Something I’ve known almost from Day One as a Christian is that God’s Spirit lives in me and in every Christian.

But that’s still hard to get a grip on. I do think if we (I) were more aware that the Holy Spirit really lives in us, we would be a lot more sensitive about what we do or say. God has so lavished His grace on us that He even lives in us by His Spirit. So why would we ever want to do anything that would grieve that Spirit Who so loves us, Who is closer than close?
An established church in a secular state?

The Church of England is reconsidering how many church appointments the Prime Minister should make.

That brings up a larger question: should the Prime Minister make appointments to church offices at all? And that brings up a further question: should the Church of England continue to be an established church?

Although like any red-blooded American, I don’t like the idea of an established church, I concede it might be feasible . . . when a society has a Christian consensus and when the vast majority of government office holders are indeed Christian. Note I said “might be.” A cursory look at the history of the Church of England shows that having an established church can be, quite literally, a royal mess.

But when you have a secular society and state, then the state should butt out of church affairs. Having a secular state involved in church affairs (with the exception of matters such as, say, preservation of historic church buildings) can only be corrosive to that church in the long run. Among other issues, what’s to keep a secular Prime Minister from appointing an Archbishop of Canterbury who is hostile to the Faith? Continuing to have an established church in England is problematic, both for the Church of England and the Anglican Communion as well.

The time for an established church in England is past.

Tuesday, January 18, 2005

A straight-talking bishop?!?

Apparently such a creature actually exists, judging from +Jack Iker’s report on the House of Bishops meeting.

Do read his report. This excerpt is particularly telling:

At the conclusion of the meeting, the Bishops issued a statement called “A Word to the Church.“ The most positive aspect of this carefully worded document is an “expression of regret,” which is one of the first actions called for by the Windsor Report. But don’t be misled by what the statement says the Bishops regret and what they do not regret. They regret “the pain, the hurt, and the damage caused” to others in the Anglican Communion by what we have done. However, they do not regret the actions taken that caused the alienation and division in the first place. ‘We want to remain a part of the Communion, but we intend to keep on doing what we have been doing.’ It is sort of like a man apologizing to his wife for having had an adulterous affair, and asking her forgiveness, but then continuing on with the illicit affair anyway.

He goes on to say (as I have) that the HOB is engaging in “lame” delaying tactics.

+Jack Iker has the substance (or lack thereof) of the HOB meeting nailed. But I thought bishops were all trained not to say such . . . such truthful things!

+Iker must have skipped that training. It doesn’t hurt that he’s from Texas as well. Us Texans shoot straight and talk straight.

Monday, January 17, 2005

Warm fuzzy ecumenical Quote of the Day

On one day he actually burnt at the stake three Protestants and beheaded three Roman Catholics, which is a sort of ecumenism I suppose.

Diarmaid MacCulloch on Henry VIII, from an interview with ABC, Austrailia.

### Supplied entries

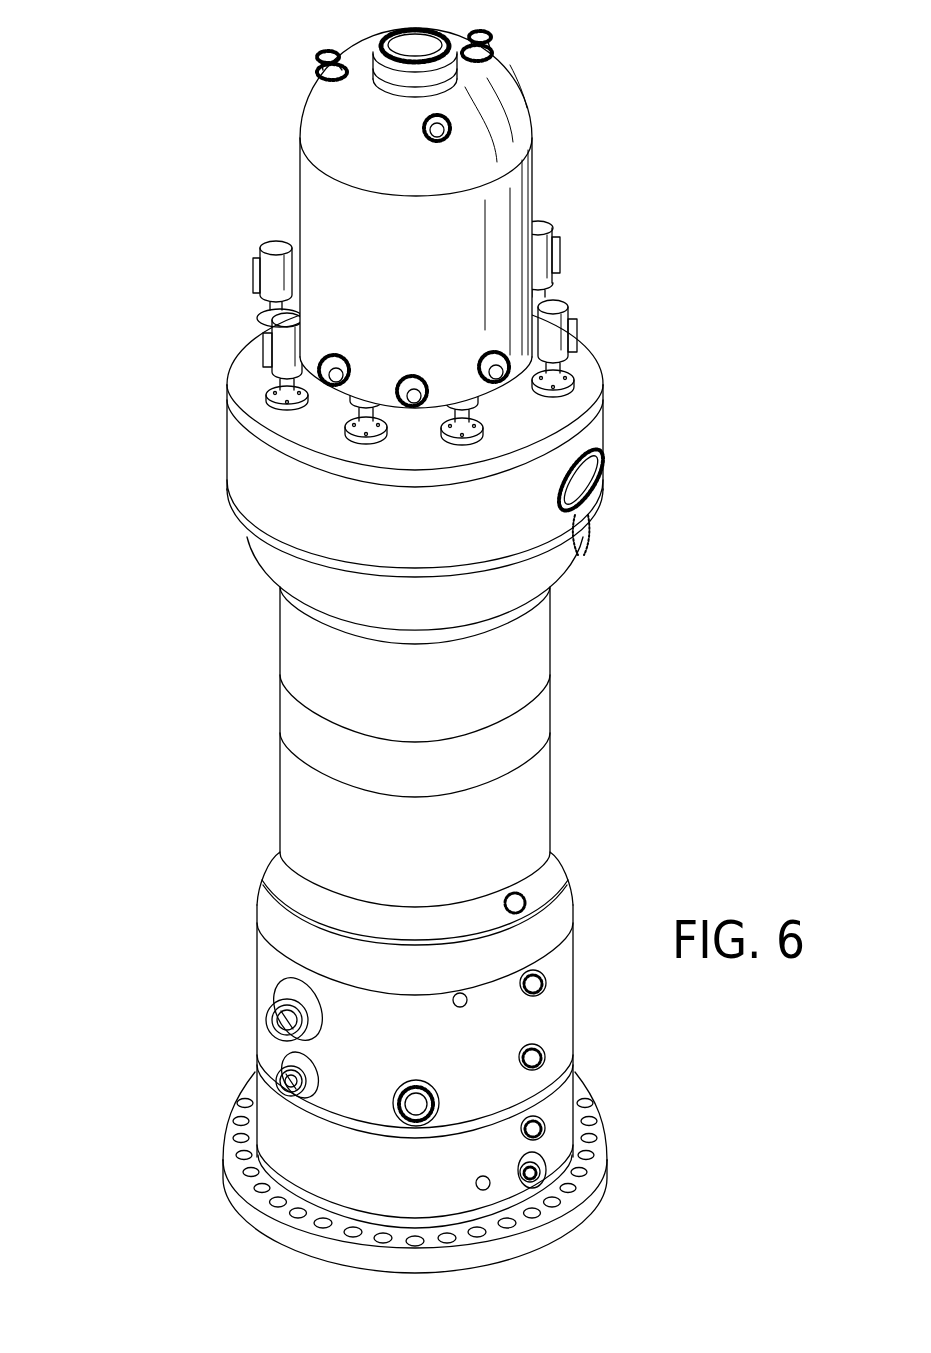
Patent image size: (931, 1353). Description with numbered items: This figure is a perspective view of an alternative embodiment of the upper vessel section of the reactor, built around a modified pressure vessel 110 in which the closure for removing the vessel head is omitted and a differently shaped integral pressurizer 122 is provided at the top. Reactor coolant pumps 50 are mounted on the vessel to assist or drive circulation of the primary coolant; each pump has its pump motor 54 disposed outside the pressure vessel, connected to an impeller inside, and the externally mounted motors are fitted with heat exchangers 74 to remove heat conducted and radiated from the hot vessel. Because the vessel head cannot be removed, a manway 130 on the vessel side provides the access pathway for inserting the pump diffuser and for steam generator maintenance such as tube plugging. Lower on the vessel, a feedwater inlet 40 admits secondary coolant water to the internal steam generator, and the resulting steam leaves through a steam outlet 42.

The reactor coolant pump 50 is at (263, 237).
The integral pressurizer 122 is at (312, 178).
The pump motor 54 is at (357, 427).
The heat exchanger 74 is at (578, 340).
The manway 130 is at (602, 495).
The modified pressure vessel 110 is at (322, 812).
The feedwater inlet 40 is at (285, 1097).
The steam outlet 42 is at (290, 1020).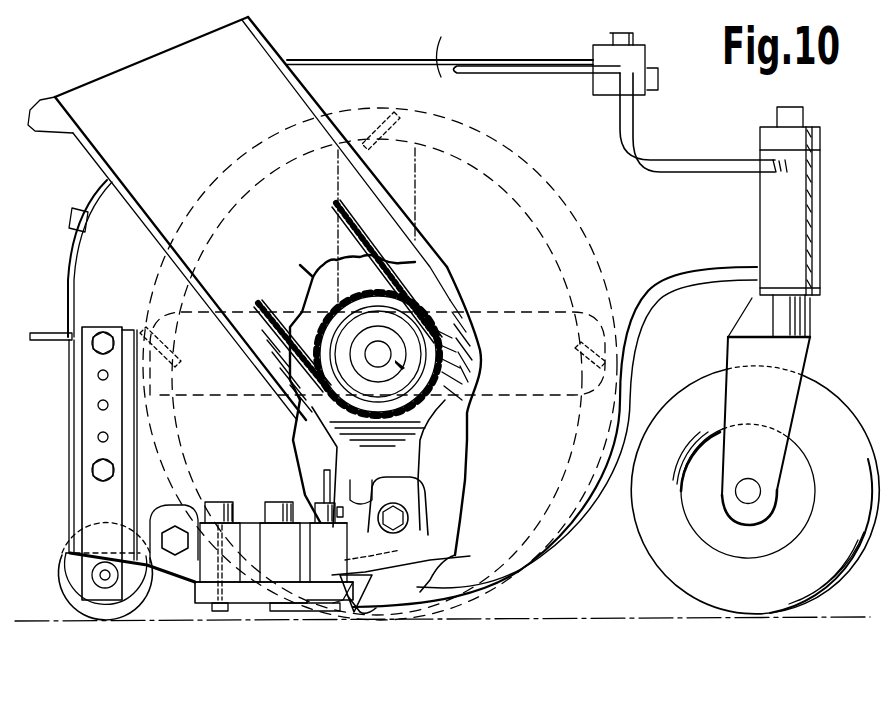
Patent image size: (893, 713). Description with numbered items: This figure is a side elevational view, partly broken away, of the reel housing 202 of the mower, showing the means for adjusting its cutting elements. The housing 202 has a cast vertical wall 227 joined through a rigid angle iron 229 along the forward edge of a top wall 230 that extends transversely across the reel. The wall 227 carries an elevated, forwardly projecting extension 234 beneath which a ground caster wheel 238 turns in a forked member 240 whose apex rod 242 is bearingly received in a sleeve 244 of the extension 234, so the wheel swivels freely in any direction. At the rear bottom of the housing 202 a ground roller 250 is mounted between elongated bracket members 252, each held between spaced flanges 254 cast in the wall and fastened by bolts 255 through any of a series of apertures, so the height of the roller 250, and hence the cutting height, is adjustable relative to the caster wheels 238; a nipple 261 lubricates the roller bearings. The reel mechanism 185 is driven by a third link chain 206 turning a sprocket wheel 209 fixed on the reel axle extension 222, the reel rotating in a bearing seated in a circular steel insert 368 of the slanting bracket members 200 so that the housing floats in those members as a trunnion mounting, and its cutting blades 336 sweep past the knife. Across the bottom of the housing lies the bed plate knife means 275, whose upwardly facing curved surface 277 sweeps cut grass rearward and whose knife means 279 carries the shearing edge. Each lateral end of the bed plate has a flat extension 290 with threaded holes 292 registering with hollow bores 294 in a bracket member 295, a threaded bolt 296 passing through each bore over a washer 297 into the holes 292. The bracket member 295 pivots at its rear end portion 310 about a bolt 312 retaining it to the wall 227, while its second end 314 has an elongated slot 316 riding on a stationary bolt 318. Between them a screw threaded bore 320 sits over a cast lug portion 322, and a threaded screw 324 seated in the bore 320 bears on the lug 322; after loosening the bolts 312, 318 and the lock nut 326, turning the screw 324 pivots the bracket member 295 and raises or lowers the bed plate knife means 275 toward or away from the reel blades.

The reel mechanism 185 is at (598, 238).
The bracket member 200 is at (232, 128).
The reel housing 202 is at (428, 72).
The third link chain 206 is at (342, 225).
The sprocket wheel 209 is at (378, 341).
The reel axle extension 222 is at (378, 354).
The vertical wall 227 is at (457, 52).
The angle iron 229 is at (648, 57).
The top wall 230 is at (522, 62).
The extension 234 is at (706, 188).
The ground caster wheel 238 is at (640, 556).
The forked member 240 is at (793, 367).
The rod 242 is at (805, 117).
The sleeve 244 is at (800, 204).
The ground roller 250 is at (98, 608).
The bracket member 252 is at (113, 605).
The flanges 254 is at (78, 432).
The bolt 255 is at (105, 332).
The nipple 261 is at (95, 580).
The bed plate knife means 275 is at (322, 650).
The curved surface 277 is at (330, 500).
The knife means 279 is at (338, 620).
The flat extension 290 is at (305, 605).
The threaded holes 292 is at (262, 600).
The hollow bores 294 is at (213, 606).
The bracket member 295 is at (263, 460).
The threaded bolt 296 is at (222, 503).
The washer 297 is at (280, 520).
The rear end portion 310 is at (186, 588).
The bolt 312 is at (173, 525).
The second end 314 is at (388, 485).
The elongated slot 316 is at (440, 474).
The stationary bolt 318 is at (405, 512).
The screw threaded bore 320 is at (401, 556).
The lug portion 322 is at (368, 625).
The threaded screw 324 is at (355, 486).
The lock nut 326 is at (327, 488).
The cutting blade 336 is at (450, 604).
The circular steel insert 368 is at (470, 325).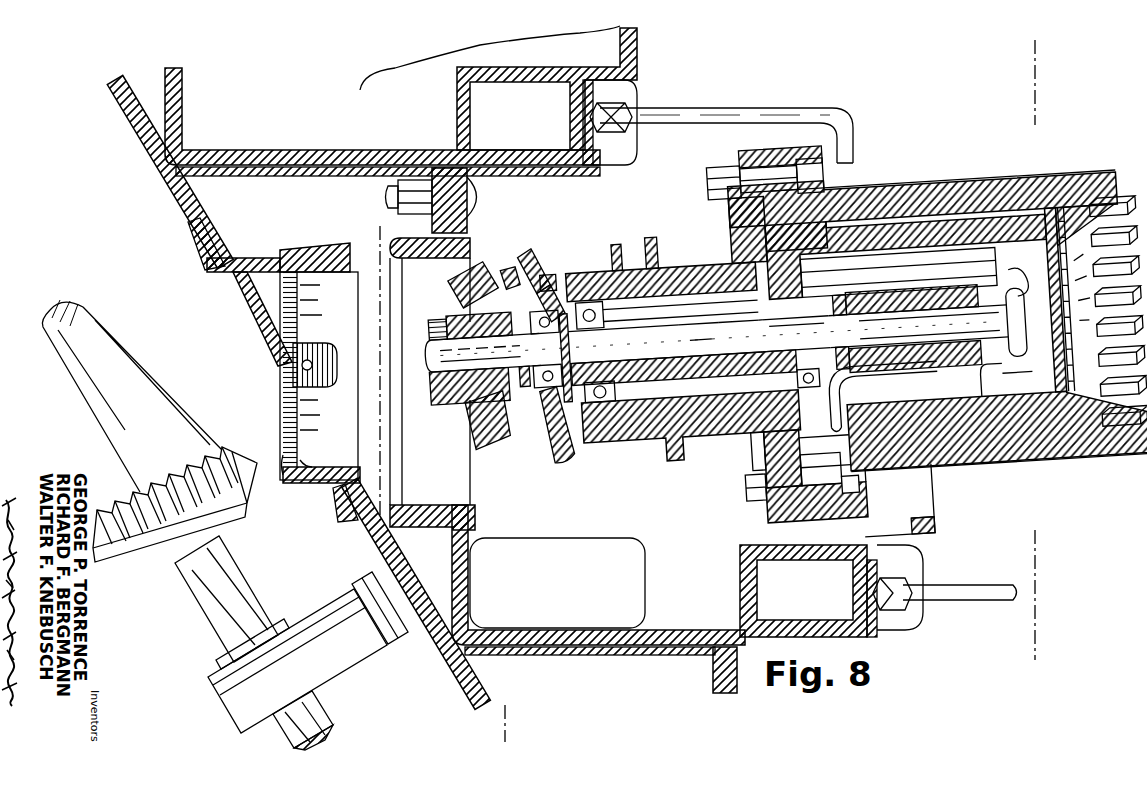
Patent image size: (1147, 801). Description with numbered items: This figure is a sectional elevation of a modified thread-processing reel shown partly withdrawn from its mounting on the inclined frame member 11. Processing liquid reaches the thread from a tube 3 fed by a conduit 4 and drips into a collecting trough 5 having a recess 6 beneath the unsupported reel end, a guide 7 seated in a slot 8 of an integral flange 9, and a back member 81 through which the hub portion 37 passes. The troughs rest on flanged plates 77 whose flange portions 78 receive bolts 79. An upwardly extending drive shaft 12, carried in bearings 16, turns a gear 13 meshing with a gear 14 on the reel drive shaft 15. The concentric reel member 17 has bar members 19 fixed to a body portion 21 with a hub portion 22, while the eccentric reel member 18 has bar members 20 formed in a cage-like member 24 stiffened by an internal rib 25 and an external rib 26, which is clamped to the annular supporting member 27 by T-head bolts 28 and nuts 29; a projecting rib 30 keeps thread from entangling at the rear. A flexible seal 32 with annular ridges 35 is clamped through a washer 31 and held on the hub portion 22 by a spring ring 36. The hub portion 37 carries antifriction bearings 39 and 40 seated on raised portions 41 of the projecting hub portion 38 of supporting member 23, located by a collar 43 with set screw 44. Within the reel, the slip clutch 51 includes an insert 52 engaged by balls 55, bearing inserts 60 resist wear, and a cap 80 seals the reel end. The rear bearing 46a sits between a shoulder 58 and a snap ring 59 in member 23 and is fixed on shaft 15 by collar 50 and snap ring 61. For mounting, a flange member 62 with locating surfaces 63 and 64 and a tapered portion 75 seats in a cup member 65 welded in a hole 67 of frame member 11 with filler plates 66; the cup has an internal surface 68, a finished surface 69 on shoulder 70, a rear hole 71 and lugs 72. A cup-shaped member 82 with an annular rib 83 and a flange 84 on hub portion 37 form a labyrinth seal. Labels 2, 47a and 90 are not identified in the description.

The base plate 2 is at (998, 478).
The tube 3 is at (731, 109).
The conduit 4 is at (518, 132).
The collecting trough 5 is at (410, 143).
The recess 6 is at (1020, 38).
The guide 7 is at (362, 231).
The slot 8 is at (625, 112).
The flange 9 is at (612, 140).
The inclined frame member 11 is at (130, 128).
The drive shaft 12 is at (142, 410).
The gear 13 is at (218, 452).
The gear 14 is at (470, 425).
The reel drive shaft 15 is at (665, 336).
The bearings 16 is at (220, 694).
The concentric reel member 17 is at (972, 193).
The eccentric reel member 18 is at (1045, 194).
The bar members 19 is at (1114, 360).
The bar members 20 is at (1112, 392).
The body portion 21 is at (1000, 404).
The hub portion 22 is at (884, 396).
The supporting member 23 is at (625, 372).
The cage-like member 24 is at (932, 196).
The internal annular reinforcing rib 25 is at (1078, 299).
The external annular rib 26 is at (800, 158).
The annular supporting member 27 is at (752, 160).
The T-head bolts 28 is at (834, 178).
The nuts 29 is at (716, 172).
The projecting rib 30 is at (858, 516).
The annular ring or washer 31 is at (794, 474).
The flexible seal 32 is at (782, 443).
The annular ridges 35 is at (790, 448).
The spring ring 36 is at (997, 429).
The hub portion 37 is at (622, 236).
The projecting hub portion 38 is at (737, 337).
The antifriction bearing 39 is at (605, 300).
The antifriction bearing 40 is at (893, 254).
The raised portions 41 is at (625, 400).
The collar 43 is at (898, 272).
The set screw 44 is at (818, 386).
The rear bearing 46a is at (479, 358).
The shaft section 47a is at (795, 334).
The collar 50 is at (436, 336).
The slip clutch 51 is at (832, 333).
The metallic insert 52 is at (925, 359).
The balls 55 is at (912, 305).
The shoulder 58 is at (569, 330).
The snap ring 59 is at (524, 374).
The metallic bearing inserts 60 is at (940, 336).
The snap ring 61 is at (556, 322).
The circular flange member 62 is at (547, 262).
The locating surface 63 is at (530, 250).
The locating surface 64 is at (520, 258).
The cup member 65 is at (312, 250).
The filler plates 66 is at (192, 242).
The hole 67 is at (262, 330).
The internal surface 68 is at (300, 290).
The finished surface 69 is at (306, 462).
The shoulder 70 is at (283, 480).
The hole 71 is at (282, 455).
The lugs 72 is at (318, 344).
The tapered portion 75 is at (552, 275).
The flanged plates 77 is at (248, 178).
The flange portion 78 is at (400, 236).
The bolts 79 is at (395, 192).
The cap 80 is at (1026, 300).
The back member 81 is at (470, 575).
The cup-shaped member 82 is at (430, 506).
The annular rib 83 is at (402, 420).
The cooperating flange 84 is at (665, 250).
The plate 90 is at (212, 272).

### Requirement 1
Condense the paragraph of the church blog excerpt that begins "But when you have a secular society and state" into a shorter version that retains its main points.
### Requirement 2
Reproduce verbatim the stretch of the church blog excerpt from "At the conclusion" through "illicit affair anyway.".
### Requirement 3
Write the next portion of the church blog excerpt, picking up after its final sentence.

### Result 1
In a secular society, the state should stay out of church affairs, except for matters such as preserving historic church buildings. Such involvement can only harm the church over time. For example, nothing would prevent a secular Prime Minister from appointing an Archbishop of Canterbury who is hostile to the Faith. Maintaining an established church in England is problematic for both the Church of England and the Anglican Communion.

### Result 2
At the conclusion of the meeting, the Bishops issued a statement called “A Word to the Church.“ The most positive aspect of this carefully worded document is an “expression of regret,” which is one of the first actions called for by the Windsor Report. But don’t be misled by what the statement says the Bishops regret and what they do not regret. They regret “the pain, the hurt, and the damage caused” to others in the Anglican Communion by what we have done. However, they do not regret the actions taken that caused the alienation and division in the first place. ‘We want to remain a part of the Communion, but we intend to keep on doing what we have been doing.’ It is sort of like a man apologizing to his wife for having had an adulterous affair, and asking her forgiveness, but then continuing on with the illicit affair anyway.

### Result 3
Along with the 1928 BCP Morning Prayer, I’ve been reading Ephesians . . . well, somewhat along as I fall a little behind as usual.

I’ve read Ephesians several times at least, but it still always blows my mind. It’s like a peep to the throne into God’s will for us. And God’s will is awesome way beyond comprehension. I read Paul’s prayer of 3:14-21 during my Morning Prayer today, and it amazed me. Verse 16 especially grabbed me where Paul prays “that He would grant you, according to the riches of His glory, to be strengthened with power through His Spirit in the inner man.”

That’s some serious power God desires for us, is it not? I would not dare to pray such things if they weren’t right there in God’s word. How amazing is His will for us indeed!

Friday, January 14, 2005

Looking at the bright side…

The news out of the ECUSA House of Bishops meeting isn’t all bad. A minority of bishops did make a good strong statement in response to the Windsor Report. Their steadfastness encourages the orthodox worldwide and further isolates Episcopal apostasy.

And in spite of their mealy-mouthed ways, the majority showed their true colors. They in effect said, “We are going to keep pushing our homodox heterodox agenda, including acting against orthodox parishes who won’t kiss our . . . rings. BUT as far as whether we will respond to the Windsor Report beyond saying nice words and giving token apologies, we are going to take. our. sweet. time. In fact, we’ve only begun to take. our. sweet. time.”

And, now, I’m actually becoming more positive about the February Primates meeting. For I think most of them can see right through the HOB statement. And I think most of them will not play that game.

Now if I’m mistaken about that . . . . Well, I’m trying to be positive here.

In any case, I’m praying for the Primates. This week’s collect, which has already become a favorite of mine, is now all the more appropriate:

O LORD, we beseech thee mercifully to receive the prayers of thy people who call upon thee; and grant that they may both perceive and know what things they ought to do, and also may have grace and power faithfully to fulfil the same; through Jesus Christ our Lord. Amen.

Thursday, January 13, 2005

I told you so.

The statement from the ECUSA House of Bishops just came out. And, sure enough, I was right back on January 5th. Their statement attempts to buy time with a call for lots of “study” and “conversation.” Shockingly, I didn’t notice “dialogue” in the statement, but the dodge concept is certainly there.

The money passage:

We have only begun a serious and respectful consideration of how we might respond [to the Windsor Report].

We have only begun to stall and play political games by buying time!

Further, we have not had sufficient time to give substantive consideration to recommendations in the Report calling for a moratorium on diocesan boundary violations or the call for a moratorium and further discussion of the authorization of liturgical texts blessing same sex unions.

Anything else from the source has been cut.